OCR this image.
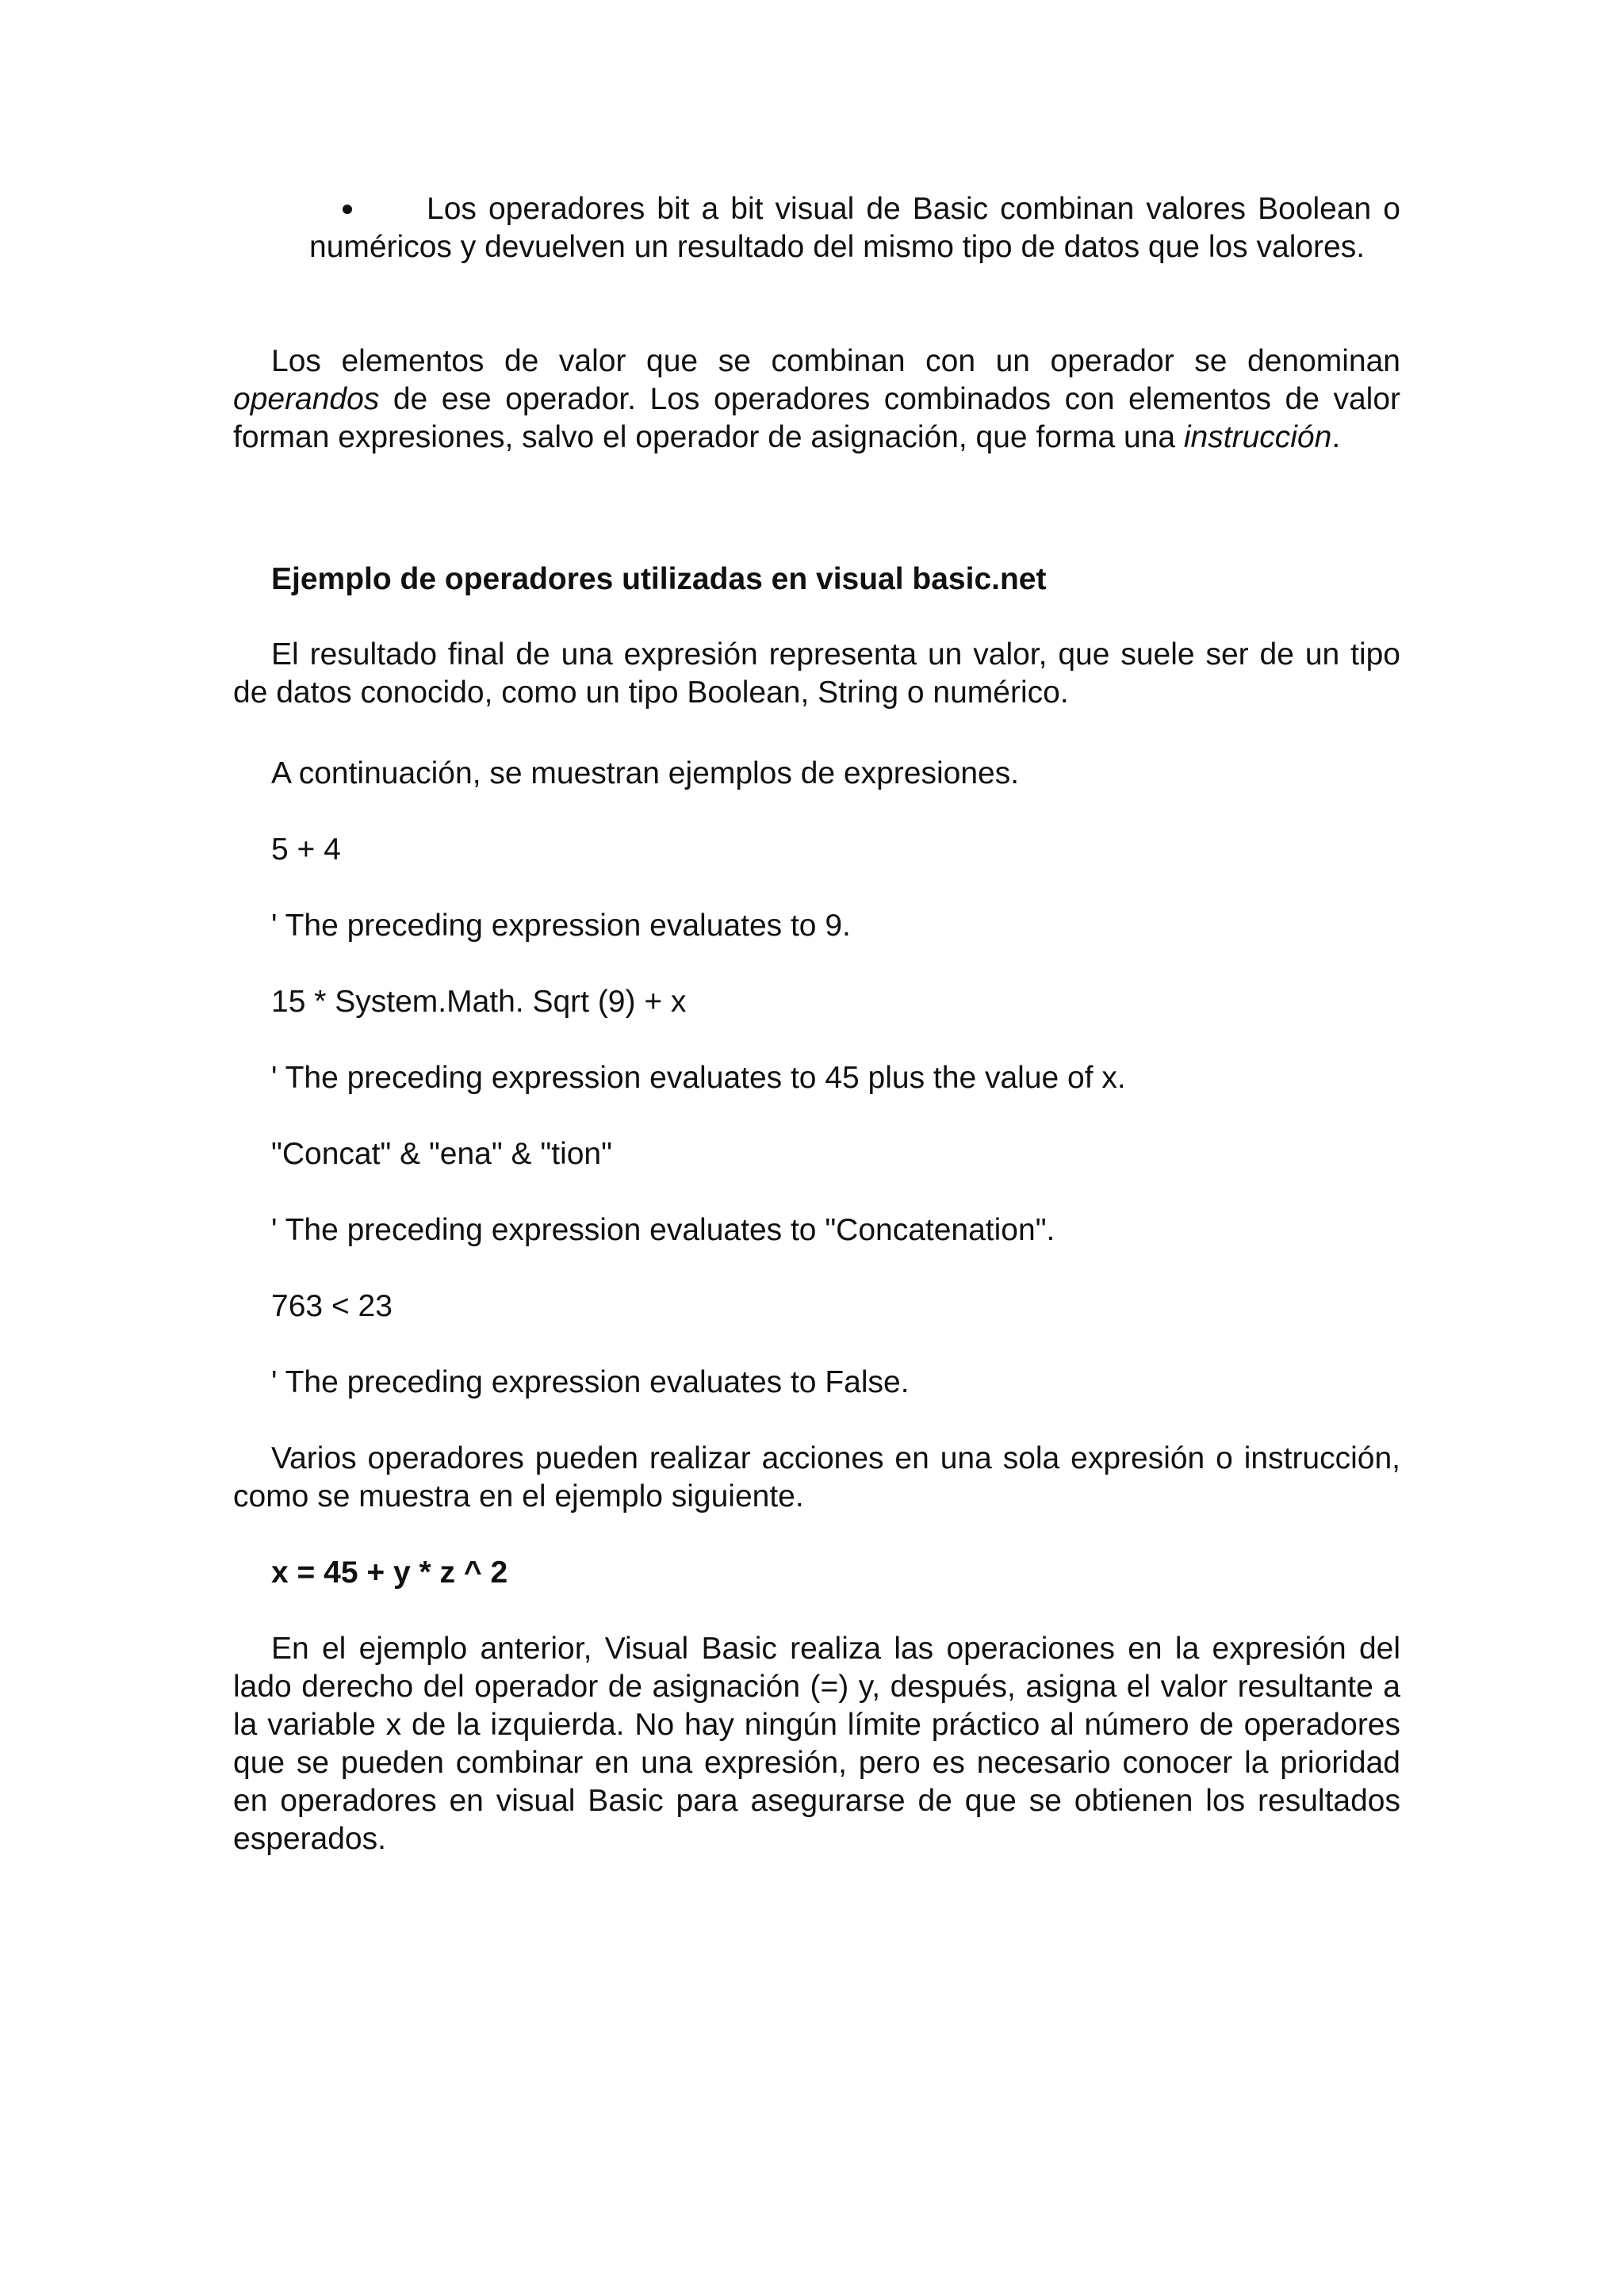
Los operadores bit a bit visual de Basic combinan valores Boolean o numéricos y devuelven un resultado del mismo tipo de datos que los valores.

Los elementos de valor que se combinan con un operador se denominan operandos de ese operador. Los operadores combinados con elementos de valor forman expresiones, salvo el operador de asignación, que forma una instrucción.

Ejemplo de operadores utilizadas en visual basic.net

El resultado final de una expresión representa un valor, que suele ser de un tipo de datos conocido, como un tipo Boolean, String o numérico.

A continuación, se muestran ejemplos de expresiones.

5 + 4

' The preceding expression evaluates to 9.

15 * System.Math. Sqrt (9) + x

' The preceding expression evaluates to 45 plus the value of x.

"Concat" & "ena" & "tion"

' The preceding expression evaluates to "Concatenation".

763 < 23

' The preceding expression evaluates to False.

Varios operadores pueden realizar acciones en una sola expresión o instrucción, como se muestra en el ejemplo siguiente.

x = 45 + y * z ^ 2

En el ejemplo anterior, Visual Basic realiza las operaciones en la expresión del lado derecho del operador de asignación (=) y, después, asigna el valor resultante a la variable x de la izquierda. No hay ningún límite práctico al número de operadores que se pueden combinar en una expresión, pero es necesario conocer la prioridad en operadores en visual Basic para asegurarse de que se obtienen los resultados esperados.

*Task to complete*. Transcribe each entry above exactly, apart from the pictures.

*Result*.
OCR this image.
Los operadores bit a bit visual de Basic combinan valores Boolean o numéricos y devuelven un resultado del mismo tipo de datos que los valores.

Los elementos de valor que se combinan con un operador se denominan operandos de ese operador. Los operadores combinados con elementos de valor forman expresiones, salvo el operador de asignación, que forma una instrucción.

Ejemplo de operadores utilizadas en visual basic.net

El resultado final de una expresión representa un valor, que suele ser de un tipo de datos conocido, como un tipo Boolean, String o numérico.

A continuación, se muestran ejemplos de expresiones.

5 + 4

' The preceding expression evaluates to 9.

15 * System.Math. Sqrt (9) + x

' The preceding expression evaluates to 45 plus the value of x.

"Concat" & "ena" & "tion"

' The preceding expression evaluates to "Concatenation".

763 < 23

' The preceding expression evaluates to False.

Varios operadores pueden realizar acciones en una sola expresión o instrucción, como se muestra en el ejemplo siguiente.

x = 45 + y * z ^ 2

En el ejemplo anterior, Visual Basic realiza las operaciones en la expresión del lado derecho del operador de asignación (=) y, después, asigna el valor resultante a la variable x de la izquierda. No hay ningún límite práctico al número de operadores que se pueden combinar en una expresión, pero es necesario conocer la prioridad en operadores en visual Basic para asegurarse de que se obtienen los resultados esperados.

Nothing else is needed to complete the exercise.